» **REQUIREMENTS**
Write out the entries below once more, exactly.

» **STORED ROWS**
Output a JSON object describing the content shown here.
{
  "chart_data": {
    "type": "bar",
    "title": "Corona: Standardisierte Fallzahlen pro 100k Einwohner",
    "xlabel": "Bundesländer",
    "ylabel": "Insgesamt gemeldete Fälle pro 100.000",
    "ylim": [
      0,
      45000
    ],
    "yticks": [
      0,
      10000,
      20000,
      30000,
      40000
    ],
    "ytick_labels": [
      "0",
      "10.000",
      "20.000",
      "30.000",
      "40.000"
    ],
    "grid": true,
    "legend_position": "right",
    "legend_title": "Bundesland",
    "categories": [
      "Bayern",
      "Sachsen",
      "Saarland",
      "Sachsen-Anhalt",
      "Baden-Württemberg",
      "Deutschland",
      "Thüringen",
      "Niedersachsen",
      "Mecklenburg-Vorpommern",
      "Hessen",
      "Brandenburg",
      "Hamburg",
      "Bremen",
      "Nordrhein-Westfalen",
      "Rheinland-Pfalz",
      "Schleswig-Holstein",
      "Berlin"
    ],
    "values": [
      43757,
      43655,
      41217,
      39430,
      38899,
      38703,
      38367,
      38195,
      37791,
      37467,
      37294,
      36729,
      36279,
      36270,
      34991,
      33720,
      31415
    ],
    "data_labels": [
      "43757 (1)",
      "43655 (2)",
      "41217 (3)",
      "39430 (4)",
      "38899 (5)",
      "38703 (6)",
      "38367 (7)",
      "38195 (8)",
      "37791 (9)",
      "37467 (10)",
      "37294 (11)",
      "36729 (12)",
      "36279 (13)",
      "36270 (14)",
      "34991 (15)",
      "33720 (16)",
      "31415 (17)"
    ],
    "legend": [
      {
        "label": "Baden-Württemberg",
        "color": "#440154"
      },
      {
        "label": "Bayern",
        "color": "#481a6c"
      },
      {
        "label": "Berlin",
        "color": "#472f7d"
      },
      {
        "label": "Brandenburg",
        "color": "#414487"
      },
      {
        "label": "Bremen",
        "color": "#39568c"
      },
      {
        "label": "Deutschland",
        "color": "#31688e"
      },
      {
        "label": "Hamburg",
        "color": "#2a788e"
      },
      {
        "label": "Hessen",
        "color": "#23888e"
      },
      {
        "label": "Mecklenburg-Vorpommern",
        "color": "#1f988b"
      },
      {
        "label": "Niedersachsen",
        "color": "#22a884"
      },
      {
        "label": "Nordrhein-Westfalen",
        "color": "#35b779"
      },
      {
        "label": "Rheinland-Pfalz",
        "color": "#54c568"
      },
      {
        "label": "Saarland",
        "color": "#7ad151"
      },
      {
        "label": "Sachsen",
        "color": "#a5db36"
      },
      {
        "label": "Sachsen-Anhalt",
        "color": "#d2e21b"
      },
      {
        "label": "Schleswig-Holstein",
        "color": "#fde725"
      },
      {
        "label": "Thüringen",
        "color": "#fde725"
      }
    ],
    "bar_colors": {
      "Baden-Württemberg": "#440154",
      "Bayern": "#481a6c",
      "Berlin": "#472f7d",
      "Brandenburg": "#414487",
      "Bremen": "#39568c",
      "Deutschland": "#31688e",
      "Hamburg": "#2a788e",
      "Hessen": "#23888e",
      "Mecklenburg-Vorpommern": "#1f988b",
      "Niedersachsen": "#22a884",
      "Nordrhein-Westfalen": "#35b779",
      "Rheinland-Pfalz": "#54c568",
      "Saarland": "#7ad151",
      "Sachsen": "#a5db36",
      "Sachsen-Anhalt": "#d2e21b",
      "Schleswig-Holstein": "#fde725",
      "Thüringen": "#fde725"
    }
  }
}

» **EXPECTED OUTPUT**
Output a JSON object describing the content shown here.
{
  "chart_data": {
    "type": "bar",
    "title": "Corona: Standardisierte Fallzahlen pro 100k Einwohner",
    "xlabel": "Bundesländer",
    "ylabel": "Insgesamt gemeldete Fälle pro 100.000",
    "ylim": [
      0,
      45000
    ],
    "yticks": [
      0,
      10000,
      20000,
      30000,
      40000
    ],
    "ytick_labels": [
      "0",
      "10.000",
      "20.000",
      "30.000",
      "40.000"
    ],
    "grid": true,
    "legend_position": "right",
    "legend_title": "Bundesland",
    "categories": [
      "Bayern",
      "Sachsen",
      "Saarland",
      "Sachsen-Anhalt",
      "Baden-Württemberg",
      "Deutschland",
      "Thüringen",
      "Niedersachsen",
      "Mecklenburg-Vorpommern",
      "Hessen",
      "Brandenburg",
      "Hamburg",
      "Bremen",
      "Nordrhein-Westfalen",
      "Rheinland-Pfalz",
      "Schleswig-Holstein",
      "Berlin"
    ],
    "values": [
      43757,
      43655,
      41217,
      39430,
      38899,
      38703,
      38367,
      38195,
      37791,
      37467,
      37294,
      36729,
      36279,
      36270,
      34991,
      33720,
      31415
    ],
    "data_labels": [
      "43757 (1)",
      "43655 (2)",
      "41217 (3)",
      "39430 (4)",
      "38899 (5)",
      "38703 (6)",
      "38367 (7)",
      "38195 (8)",
      "37791 (9)",
      "37467 (10)",
      "37294 (11)",
      "36729 (12)",
      "36279 (13)",
      "36270 (14)",
      "34991 (15)",
      "33720 (16)",
      "31415 (17)"
    ],
    "legend": [
      {
        "label": "Baden-Württemberg",
        "color": "#440154"
      },
      {
        "label": "Bayern",
        "color": "#481a6c"
      },
      {
        "label": "Berlin",
        "color": "#472f7d"
      },
      {
        "label": "Brandenburg",
        "color": "#414487"
      },
      {
        "label": "Bremen",
        "color": "#39568c"
      },
      {
        "label": "Deutschland",
        "color": "#31688e"
      },
      {
        "label": "Hamburg",
        "color": "#2a788e"
      },
      {
        "label": "Hessen",
        "color": "#23888e"
      },
      {
        "label": "Mecklenburg-Vorpommern",
        "color": "#1f988b"
      },
      {
        "label": "Niedersachsen",
        "color": "#22a884"
      },
      {
        "label": "Nordrhein-Westfalen",
        "color": "#35b779"
      },
      {
        "label": "Rheinland-Pfalz",
        "color": "#54c568"
      },
      {
        "label": "Saarland",
        "color": "#7ad151"
      },
      {
        "label": "Sachsen",
        "color": "#a5db36"
      },
      {
        "label": "Sachsen-Anhalt",
        "color": "#d2e21b"
      },
      {
        "label": "Schleswig-Holstein",
        "color": "#fde725"
      },
      {
        "label": "Thüringen",
        "color": "#fde725"
      }
    ],
    "bar_colors": {
      "Baden-Württemberg": "#440154",
      "Bayern": "#481a6c",
      "Berlin": "#472f7d",
      "Brandenburg": "#414487",
      "Bremen": "#39568c",
      "Deutschland": "#31688e",
      "Hamburg": "#2a788e",
      "Hessen": "#23888e",
      "Mecklenburg-Vorpommern": "#1f988b",
      "Niedersachsen": "#22a884",
      "Nordrhein-Westfalen": "#35b779",
      "Rheinland-Pfalz": "#54c568",
      "Saarland": "#7ad151",
      "Sachsen": "#a5db36",
      "Sachsen-Anhalt": "#d2e21b",
      "Schleswig-Holstein": "#fde725",
      "Thüringen": "#fde725"
    }
  }
}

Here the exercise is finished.